Dataset entries on figures:
────────────────

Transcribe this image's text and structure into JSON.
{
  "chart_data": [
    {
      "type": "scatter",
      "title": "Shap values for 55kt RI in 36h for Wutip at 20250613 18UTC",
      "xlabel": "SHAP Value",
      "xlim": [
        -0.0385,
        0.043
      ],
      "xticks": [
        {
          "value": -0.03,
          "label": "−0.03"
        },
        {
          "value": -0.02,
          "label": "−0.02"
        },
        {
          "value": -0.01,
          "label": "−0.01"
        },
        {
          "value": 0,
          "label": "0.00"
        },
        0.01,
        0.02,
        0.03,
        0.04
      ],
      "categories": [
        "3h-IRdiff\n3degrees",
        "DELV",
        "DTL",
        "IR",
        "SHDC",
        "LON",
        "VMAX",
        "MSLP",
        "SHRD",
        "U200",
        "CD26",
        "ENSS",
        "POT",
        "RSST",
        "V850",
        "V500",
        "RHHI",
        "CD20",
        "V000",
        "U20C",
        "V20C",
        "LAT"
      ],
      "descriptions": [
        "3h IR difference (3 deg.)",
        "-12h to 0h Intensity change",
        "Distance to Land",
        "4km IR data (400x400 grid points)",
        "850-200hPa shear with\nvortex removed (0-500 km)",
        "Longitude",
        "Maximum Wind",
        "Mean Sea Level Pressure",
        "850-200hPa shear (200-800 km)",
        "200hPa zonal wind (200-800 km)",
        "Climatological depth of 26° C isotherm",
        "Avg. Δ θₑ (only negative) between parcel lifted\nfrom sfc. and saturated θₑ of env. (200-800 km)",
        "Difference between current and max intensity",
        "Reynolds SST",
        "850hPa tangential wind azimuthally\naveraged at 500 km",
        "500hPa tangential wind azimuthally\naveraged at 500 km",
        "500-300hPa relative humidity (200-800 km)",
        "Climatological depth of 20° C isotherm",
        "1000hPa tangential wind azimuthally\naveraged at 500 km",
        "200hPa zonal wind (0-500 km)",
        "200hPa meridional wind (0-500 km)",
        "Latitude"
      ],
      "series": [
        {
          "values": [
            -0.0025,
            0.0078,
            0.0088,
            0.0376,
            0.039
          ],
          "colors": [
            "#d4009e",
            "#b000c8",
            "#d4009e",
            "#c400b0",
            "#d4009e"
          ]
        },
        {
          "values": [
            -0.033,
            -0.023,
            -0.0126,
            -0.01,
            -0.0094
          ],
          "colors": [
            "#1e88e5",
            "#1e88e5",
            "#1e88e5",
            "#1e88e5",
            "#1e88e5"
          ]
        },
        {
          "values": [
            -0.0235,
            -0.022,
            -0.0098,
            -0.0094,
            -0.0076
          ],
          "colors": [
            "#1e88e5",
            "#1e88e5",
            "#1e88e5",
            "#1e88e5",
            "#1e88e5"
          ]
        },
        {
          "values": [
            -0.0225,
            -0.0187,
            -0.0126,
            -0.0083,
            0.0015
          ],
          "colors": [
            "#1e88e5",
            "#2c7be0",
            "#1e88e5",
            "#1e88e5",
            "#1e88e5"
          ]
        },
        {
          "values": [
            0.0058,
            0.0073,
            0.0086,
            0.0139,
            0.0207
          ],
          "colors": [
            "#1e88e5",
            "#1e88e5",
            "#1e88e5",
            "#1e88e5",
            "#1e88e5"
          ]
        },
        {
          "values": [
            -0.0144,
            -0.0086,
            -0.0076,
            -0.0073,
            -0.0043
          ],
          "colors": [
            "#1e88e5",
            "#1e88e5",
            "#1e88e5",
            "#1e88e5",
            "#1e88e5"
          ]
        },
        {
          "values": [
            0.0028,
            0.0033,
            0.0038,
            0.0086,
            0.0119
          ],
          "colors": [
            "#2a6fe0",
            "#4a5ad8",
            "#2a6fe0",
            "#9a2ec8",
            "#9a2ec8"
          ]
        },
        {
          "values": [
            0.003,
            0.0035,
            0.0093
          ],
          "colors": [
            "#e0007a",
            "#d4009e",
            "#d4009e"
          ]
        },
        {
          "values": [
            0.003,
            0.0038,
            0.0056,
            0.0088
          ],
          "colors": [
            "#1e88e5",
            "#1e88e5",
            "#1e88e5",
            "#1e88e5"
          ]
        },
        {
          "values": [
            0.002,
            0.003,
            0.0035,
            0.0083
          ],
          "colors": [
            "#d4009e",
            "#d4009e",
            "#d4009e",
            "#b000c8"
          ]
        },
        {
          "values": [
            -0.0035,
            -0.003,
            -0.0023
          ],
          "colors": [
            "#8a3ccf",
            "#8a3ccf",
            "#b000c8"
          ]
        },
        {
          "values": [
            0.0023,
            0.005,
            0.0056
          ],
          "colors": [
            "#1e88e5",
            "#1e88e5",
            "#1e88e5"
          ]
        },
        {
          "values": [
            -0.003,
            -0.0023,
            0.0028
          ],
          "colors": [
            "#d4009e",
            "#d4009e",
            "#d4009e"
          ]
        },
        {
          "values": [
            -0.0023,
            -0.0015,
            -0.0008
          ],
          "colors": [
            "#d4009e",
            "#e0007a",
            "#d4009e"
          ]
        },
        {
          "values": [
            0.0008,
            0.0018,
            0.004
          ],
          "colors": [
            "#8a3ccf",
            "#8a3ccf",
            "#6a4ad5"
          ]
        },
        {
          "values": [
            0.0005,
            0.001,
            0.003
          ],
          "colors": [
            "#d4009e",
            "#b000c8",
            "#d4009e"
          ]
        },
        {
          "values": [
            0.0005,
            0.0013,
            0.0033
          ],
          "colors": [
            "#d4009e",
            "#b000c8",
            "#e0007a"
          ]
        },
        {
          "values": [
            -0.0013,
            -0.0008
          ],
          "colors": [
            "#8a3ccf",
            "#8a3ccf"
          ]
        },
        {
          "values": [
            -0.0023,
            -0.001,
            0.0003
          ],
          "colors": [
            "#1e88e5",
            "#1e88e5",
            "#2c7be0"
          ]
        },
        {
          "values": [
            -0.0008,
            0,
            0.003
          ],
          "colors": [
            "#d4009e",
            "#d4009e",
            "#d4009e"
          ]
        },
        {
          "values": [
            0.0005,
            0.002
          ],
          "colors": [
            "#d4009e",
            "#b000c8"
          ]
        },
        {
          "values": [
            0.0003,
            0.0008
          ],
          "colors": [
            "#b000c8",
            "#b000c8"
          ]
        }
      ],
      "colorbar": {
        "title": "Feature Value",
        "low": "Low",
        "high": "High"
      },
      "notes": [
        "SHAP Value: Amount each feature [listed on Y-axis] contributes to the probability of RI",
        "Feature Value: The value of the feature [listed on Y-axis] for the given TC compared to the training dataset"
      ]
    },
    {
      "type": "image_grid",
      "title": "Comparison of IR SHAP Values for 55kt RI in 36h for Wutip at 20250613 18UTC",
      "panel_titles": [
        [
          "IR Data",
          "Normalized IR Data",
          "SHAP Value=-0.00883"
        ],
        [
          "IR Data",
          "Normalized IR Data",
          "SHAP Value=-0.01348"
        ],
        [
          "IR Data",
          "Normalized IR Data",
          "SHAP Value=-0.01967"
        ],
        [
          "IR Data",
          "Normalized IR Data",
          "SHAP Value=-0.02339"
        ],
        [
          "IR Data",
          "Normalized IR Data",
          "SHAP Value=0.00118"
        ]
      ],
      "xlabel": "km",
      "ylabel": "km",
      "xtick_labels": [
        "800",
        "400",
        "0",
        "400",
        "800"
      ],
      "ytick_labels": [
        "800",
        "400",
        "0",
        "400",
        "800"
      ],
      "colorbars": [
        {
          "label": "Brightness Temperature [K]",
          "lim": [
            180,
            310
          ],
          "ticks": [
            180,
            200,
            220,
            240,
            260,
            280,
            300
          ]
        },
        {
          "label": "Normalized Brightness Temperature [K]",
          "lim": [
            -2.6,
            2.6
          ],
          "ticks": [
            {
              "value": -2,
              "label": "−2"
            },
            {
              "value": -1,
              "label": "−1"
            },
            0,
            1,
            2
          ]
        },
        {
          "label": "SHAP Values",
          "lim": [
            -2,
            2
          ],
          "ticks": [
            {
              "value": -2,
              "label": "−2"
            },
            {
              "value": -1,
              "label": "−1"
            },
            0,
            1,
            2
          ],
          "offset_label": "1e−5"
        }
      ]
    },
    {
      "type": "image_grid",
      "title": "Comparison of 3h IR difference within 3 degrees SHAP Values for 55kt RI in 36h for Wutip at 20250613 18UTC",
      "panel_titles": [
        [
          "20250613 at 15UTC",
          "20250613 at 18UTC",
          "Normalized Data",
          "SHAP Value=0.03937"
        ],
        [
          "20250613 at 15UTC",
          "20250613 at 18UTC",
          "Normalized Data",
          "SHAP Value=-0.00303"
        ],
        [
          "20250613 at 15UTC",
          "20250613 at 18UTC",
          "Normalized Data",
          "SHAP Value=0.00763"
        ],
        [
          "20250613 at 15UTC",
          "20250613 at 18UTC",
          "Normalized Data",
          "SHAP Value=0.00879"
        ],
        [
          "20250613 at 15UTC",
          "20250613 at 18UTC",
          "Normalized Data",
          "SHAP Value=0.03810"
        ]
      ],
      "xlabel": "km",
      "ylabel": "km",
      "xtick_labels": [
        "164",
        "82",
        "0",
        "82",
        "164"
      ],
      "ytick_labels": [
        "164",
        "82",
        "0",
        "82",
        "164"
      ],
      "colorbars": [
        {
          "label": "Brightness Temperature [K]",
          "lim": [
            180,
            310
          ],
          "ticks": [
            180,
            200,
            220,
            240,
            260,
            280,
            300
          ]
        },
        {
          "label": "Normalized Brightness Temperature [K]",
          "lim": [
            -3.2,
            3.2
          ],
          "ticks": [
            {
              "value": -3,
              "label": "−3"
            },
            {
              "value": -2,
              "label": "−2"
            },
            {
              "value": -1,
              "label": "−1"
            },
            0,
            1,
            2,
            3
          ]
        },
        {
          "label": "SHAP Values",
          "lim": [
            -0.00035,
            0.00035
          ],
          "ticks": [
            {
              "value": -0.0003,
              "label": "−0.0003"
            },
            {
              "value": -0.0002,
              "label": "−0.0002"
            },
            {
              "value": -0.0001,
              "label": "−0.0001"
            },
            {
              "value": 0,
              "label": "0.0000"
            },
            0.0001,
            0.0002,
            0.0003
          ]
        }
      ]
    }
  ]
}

────────────────

> GIVEN EXERCISE: Work out how many lines in the records above contain the word "depth", and give only that number.

> RESPONSE FOR THIS EXERCISE: 2